OBJECTIVE. Please write out the material below exactly as given.

Collection entries.
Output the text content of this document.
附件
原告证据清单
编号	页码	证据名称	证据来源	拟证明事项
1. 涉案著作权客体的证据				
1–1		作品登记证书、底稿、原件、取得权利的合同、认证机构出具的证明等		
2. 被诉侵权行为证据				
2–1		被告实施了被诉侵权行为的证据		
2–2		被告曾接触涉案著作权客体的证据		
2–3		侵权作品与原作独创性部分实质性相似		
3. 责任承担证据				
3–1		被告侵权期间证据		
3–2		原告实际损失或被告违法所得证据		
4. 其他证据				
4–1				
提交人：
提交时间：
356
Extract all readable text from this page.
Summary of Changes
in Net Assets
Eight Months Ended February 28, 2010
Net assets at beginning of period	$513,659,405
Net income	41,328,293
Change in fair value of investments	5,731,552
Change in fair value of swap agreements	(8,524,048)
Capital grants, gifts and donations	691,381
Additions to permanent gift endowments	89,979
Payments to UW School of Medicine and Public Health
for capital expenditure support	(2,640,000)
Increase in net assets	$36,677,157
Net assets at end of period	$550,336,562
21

RESULT FOR THIS EXERCISE.
Output the text content of this document.
附件
原告证据清单
编号	页码	证据名称	证据来源	拟证明事项
1. 涉案著作权客体的证据				
1–1		作品登记证书、底稿、原件、取得权利的合同、认证机构出具的证明等		
2. 被诉侵权行为证据				
2–1		被告实施了被诉侵权行为的证据		
2–2		被告曾接触涉案著作权客体的证据		
2–3		侵权作品与原作独创性部分实质性相似		
3. 责任承担证据				
3–1		被告侵权期间证据		
3–2		原告实际损失或被告违法所得证据		
4. 其他证据				
4–1				
提交人：
提交时间：
356
Extract all readable text from this page.
Summary of Changes
in Net Assets
Eight Months Ended February 28, 2010
Net assets at beginning of period	$513,659,405
Net income	41,328,293
Change in fair value of investments	5,731,552
Change in fair value of swap agreements	(8,524,048)
Capital grants, gifts and donations	691,381
Additions to permanent gift endowments	89,979
Payments to UW School of Medicine and Public Health
for capital expenditure support	(2,640,000)
Increase in net assets	$36,677,157
Net assets at end of period	$550,336,562
21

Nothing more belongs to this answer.